## Begin PASSAGE TO READ

The O'Reilly Author Showcase at Data Day

O'Reilly authors have been a part of Data Day Texas since the very beginning. Some of those who've presented over the years are: Gwen Shapira, Holden Karau, Jay Kreps, Emil Efrim, WesMcKinney, Sandy Ryza, Russell Jurney, Ted Dunning, Eric Sammer, Josh Wills, Julia Silge, Sean Owen, Amy Hodler, Andy Petrella, Ryan Mitchell, Joey Echeverria, Denise Gosnell, Matthias Broecheler, Matthew Russell, Eric Lubow, Eli Bressert, Matthew Kirk, Carl Anderson, Ed Capriolo, Charity Majors, Jeff Carpenter, Tim Bergland, Ryan Boyd, David Robinson, Hadley Wickham, Laine Campbell, Hari Shreedharan, Dean Wampler, Mark Grover,
Bonny Mclain, Patrick McFadin, and many more.

Based on enthusiastic response from our attendees, we’re bringing back the O'Reilly Author Showcase for Data Day Texas 2024. We’ll be hosting book signings, office hours, and Ask Me Anything sessions. Here’s your chance to meet the authors and ask questions in person. We've just begun to confirm speakers, and will be announcing more in the coming weeks.


The O'Reilly Author Showcase from Data Day Texas 2015.

 

Confirmed Authors for 2024

 

Susan Shu Chang, Machine Learning Interviews

In Machine Learning Interviews, author Susan Shu Chang shows how to tackle the ML hiring process.
As tech products become more prevalent today, the demand for machine learning professionals continues to grow. But the responsibilities and skill sets required of ML professionals still vary drastically from company to company, making the interview process difficult to predict. Susan will take you through the highly selective recruitment process by sharing hard-won lessons she learned along the way. You'll quickly understand how to successfully navigate your way through typical ML interviews.

## End PASSAGE TO READ

- _EXERCISE GOAL_
Could you echo the Author Showcase page word for word, everything from "O'Reilly authors have" down to "and many more."? The data that comes next was taken from a different source than the Author Showcase page.

## Begin SUPPLIED DATA

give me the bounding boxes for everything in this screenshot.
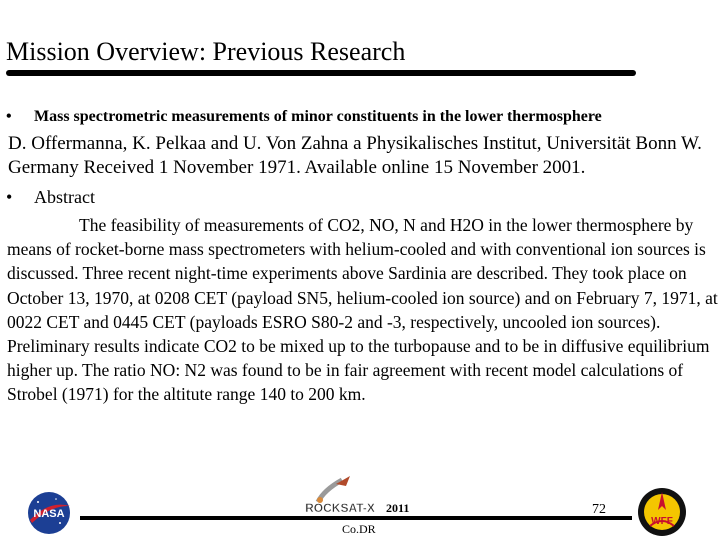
nasa-logo-text: NASA <box>33 508 65 520</box>
slide-title: Mission Overview: Previous Research <box>6 37 406 66</box>
reference-heading-bullet <box>6 106 718 128</box>
abstract-text: The feasibility of measurements of CO2, NO, N and H2O in the lower thermosphere by means of rocket-borne mass spectrometers with helium-cooled and with conventional ion sources is discussed. Three recent night-time experiments above Sardinia are described. They took place on October 13, 1970, at 0208 CET (payload SN5, helium-cooled ion source) and on February 7, 1971, at 0022 CET and 0445 CET (payloads ESRO S80-2 and -3, respectively, uncooled ion sources). Preliminary results indicate CO2 to be mixed up to the turbopause and to be in diffusive equilibrium higher up. The ratio NO: N2 was found to be in fair agreement with recent model calculations of Strobel (1971) for the altitute range 140 to 200 km. <box>7 215 718 405</box>
footer-review-label: Co.DR <box>342 522 376 536</box>
bullet-icon: • <box>6 187 13 207</box>
nasa-logo-icon <box>24 490 74 536</box>
citation-text: D. Offermanna, K. Pelkaa and U. Von Zahna a Physikalisches Institut, Universität Bonn W. Germany Received 1 November 1971. Available online 15 November 2001. <box>8 133 702 178</box>
page-number: 72 <box>592 502 606 517</box>
footer-year: 2011 <box>386 501 410 515</box>
rocksat-logo-text: ROCKSAT-X <box>305 501 375 515</box>
reference-heading: Mass spectrometric measurements of minor constituents in the lower thermosphere <box>34 108 602 125</box>
wff-logo-icon <box>636 486 688 538</box>
title-divider <box>6 70 636 76</box>
wff-logo-text: WFF <box>651 516 673 527</box>
abstract-bullet <box>6 185 95 209</box>
bullet-icon: • <box>6 108 12 125</box>
rocksat-logo-icon <box>296 472 384 518</box>
abstract-label: Abstract <box>34 187 95 207</box>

## End SUPPLIED DATA

- _EXERCISE SOLUTION_
O'Reilly authors have been a part of Data Day Texas since the very beginning. Some of those who've presented over the years are: Gwen Shapira, Holden Karau, Jay Kreps, Emil Efrim, WesMcKinney, Sandy Ryza, Russell Jurney, Ted Dunning, Eric Sammer, Josh Wills, Julia Silge, Sean Owen, Amy Hodler, Andy Petrella, Ryan Mitchell, Joey Echeverria, Denise Gosnell, Matthias Broecheler, Matthew Russell, Eric Lubow, Eli Bressert, Matthew Kirk, Carl Anderson, Ed Capriolo, Charity Majors, Jeff Carpenter, Tim Bergland, Ryan Boyd, David Robinson, Hadley Wickham, Laine Campbell, Hari Shreedharan, Dean Wampler, Mark Grover,
Bonny Mclain, Patrick McFadin, and many more.